_Exercise_: Restate the whole listing word for word. Pictures are left out.

╭─ Given data

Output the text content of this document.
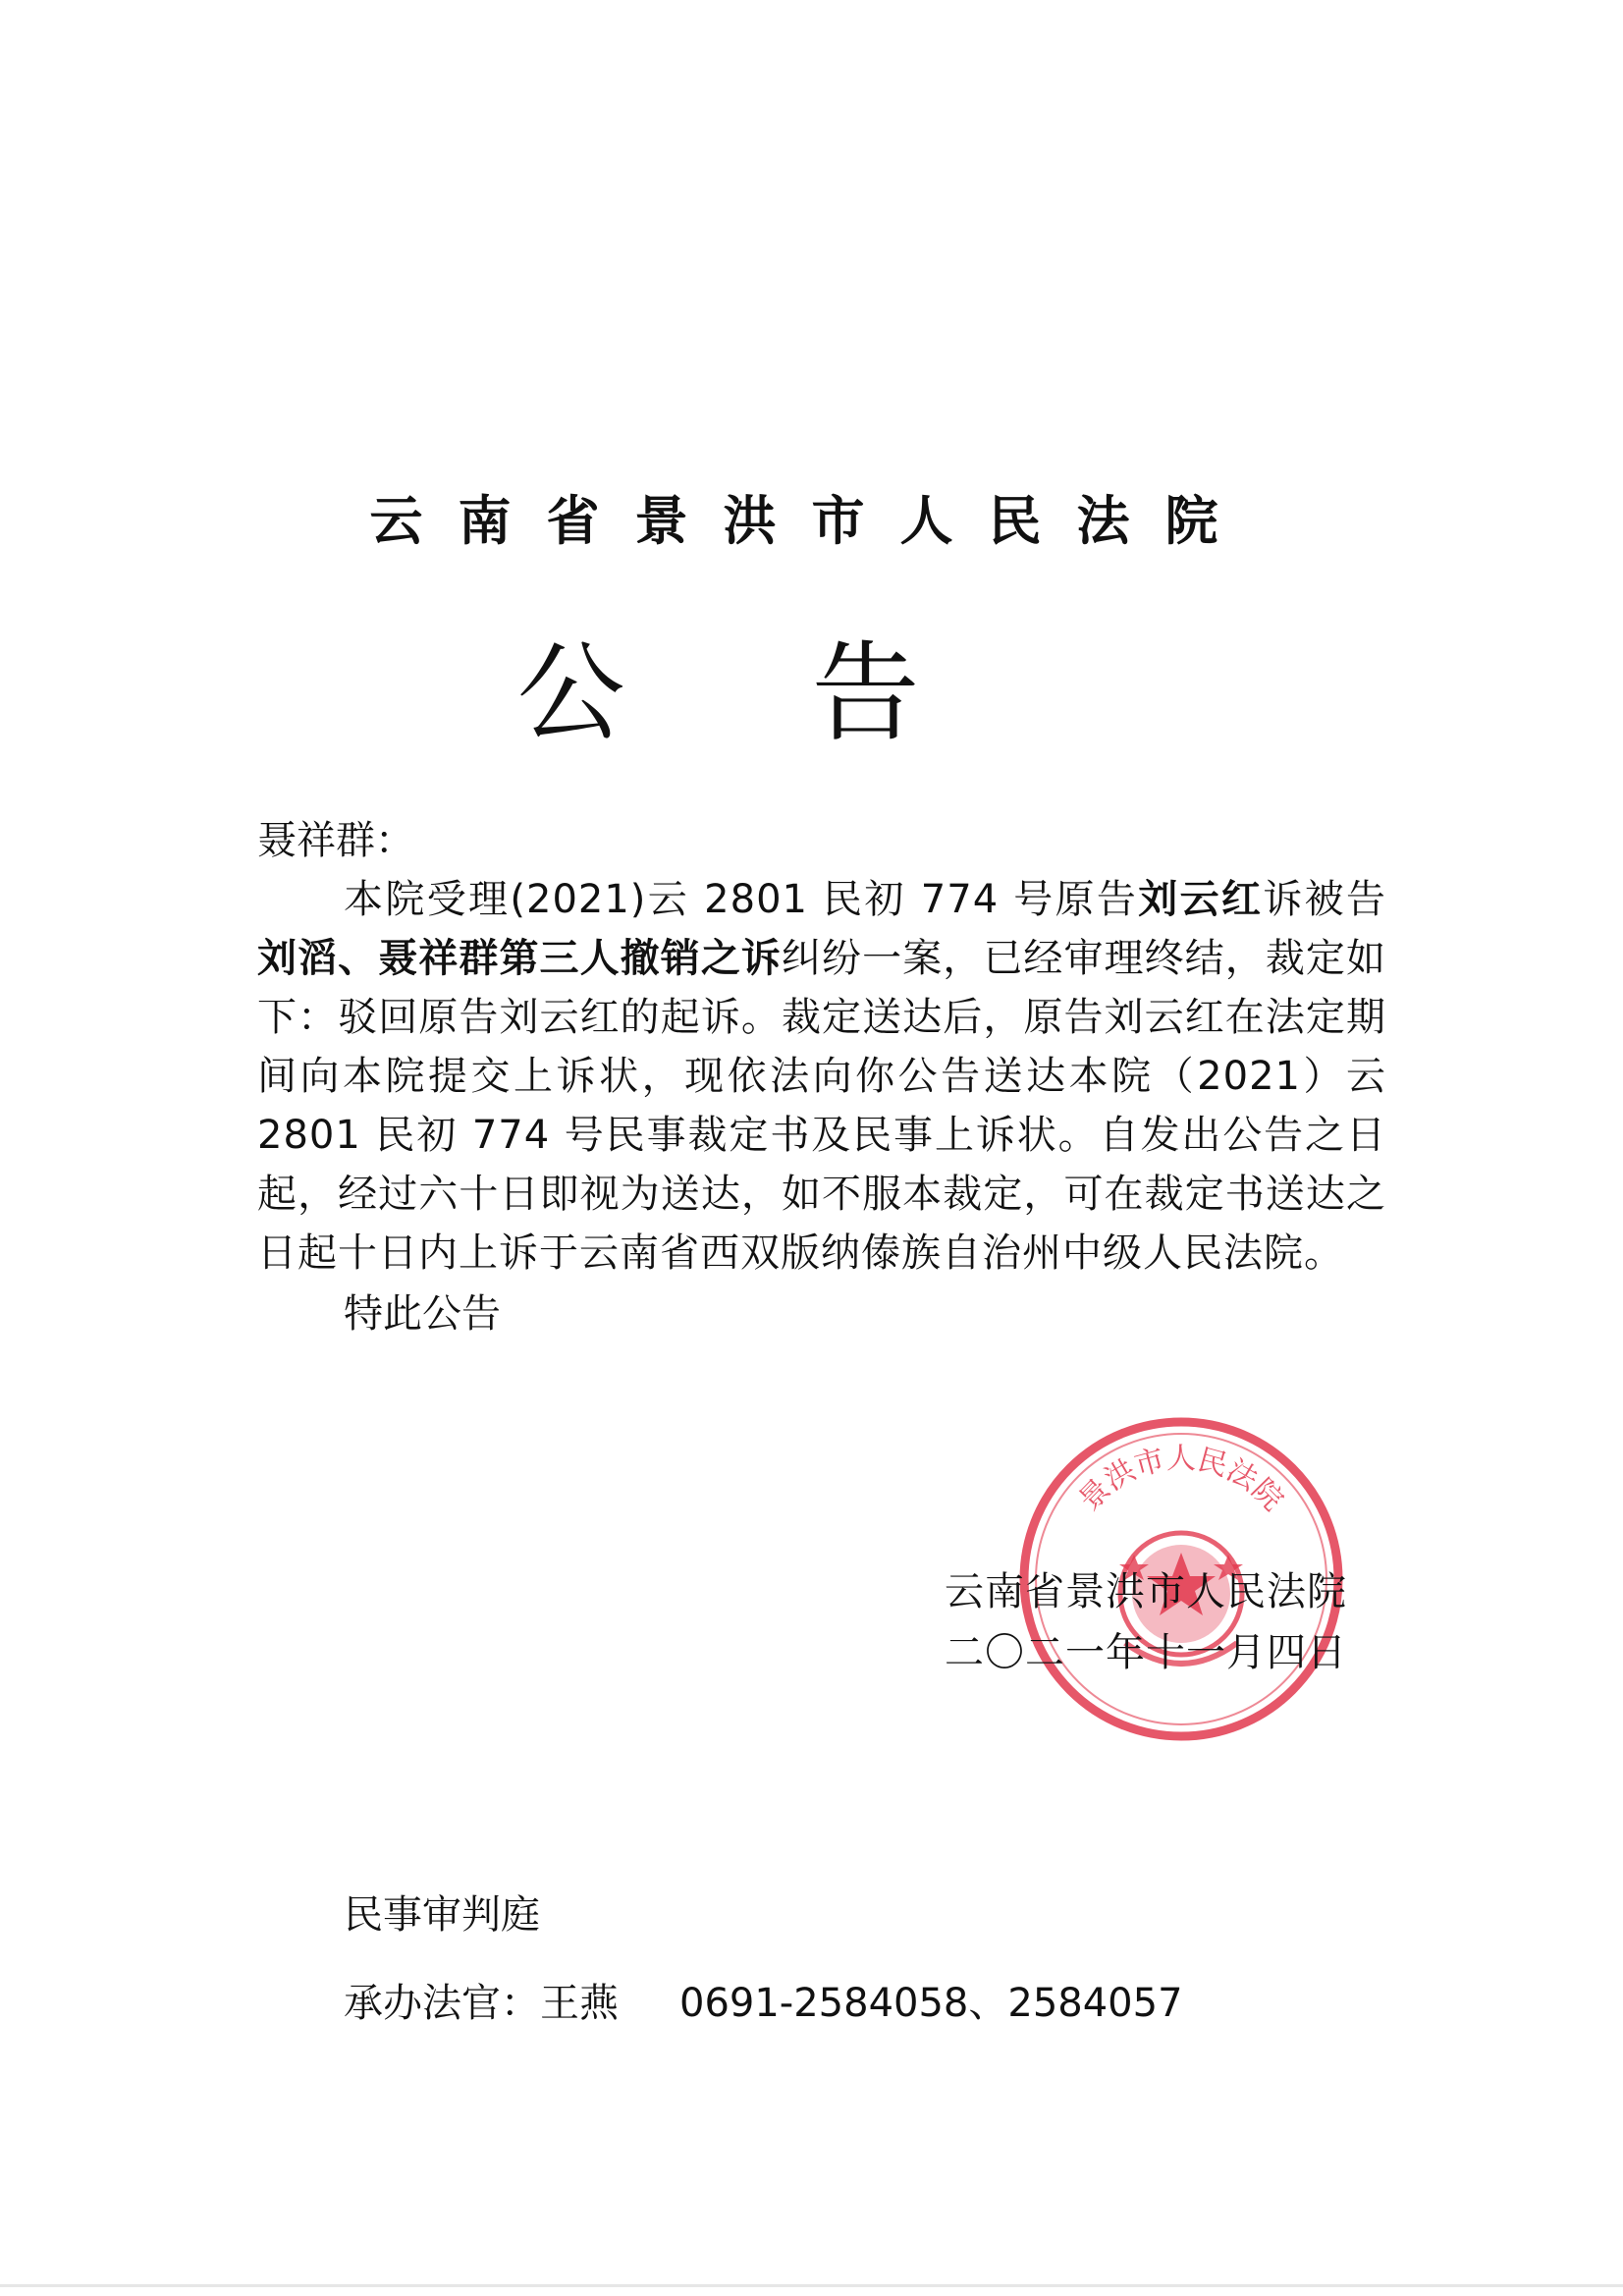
云南省景洪市人民法院
公告
聂祥群：
本院受理(2021)云 2801 民初 774 号原告刘云红诉被告刘滔、聂祥群第三人撤销之诉纠纷一案，已经审理终结，裁定如下：驳回原告刘云红的起诉。裁定送达后，原告刘云红在法定期间向本院提交上诉状，现依法向你公告送达本院（2021）云 2801 民初 774 号民事裁定书及民事上诉状。自发出公告之日起，经过六十日即视为送达，如不服本裁定，可在裁定书送达之日起十日内上诉于云南省西双版纳傣族自治州中级人民法院。
特此公告
景洪市人民法院
云南省景洪市人民法院
二〇二一年十一月四日
民事审判庭
承办法官：王燕 0691-2584058、2584057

╰─

_Response_:
Output the text content of this document.
云南省景洪市人民法院
公告
聂祥群：
本院受理(2021)云 2801 民初 774 号原告刘云红诉被告刘滔、聂祥群第三人撤销之诉纠纷一案，已经审理终结，裁定如下：驳回原告刘云红的起诉。裁定送达后，原告刘云红在法定期间向本院提交上诉状，现依法向你公告送达本院（2021）云 2801 民初 774 号民事裁定书及民事上诉状。自发出公告之日起，经过六十日即视为送达，如不服本裁定，可在裁定书送达之日起十日内上诉于云南省西双版纳傣族自治州中级人民法院。
特此公告
景洪市人民法院
云南省景洪市人民法院
二〇二一年十一月四日
民事审判庭
承办法官：王燕 0691-2584058、2584057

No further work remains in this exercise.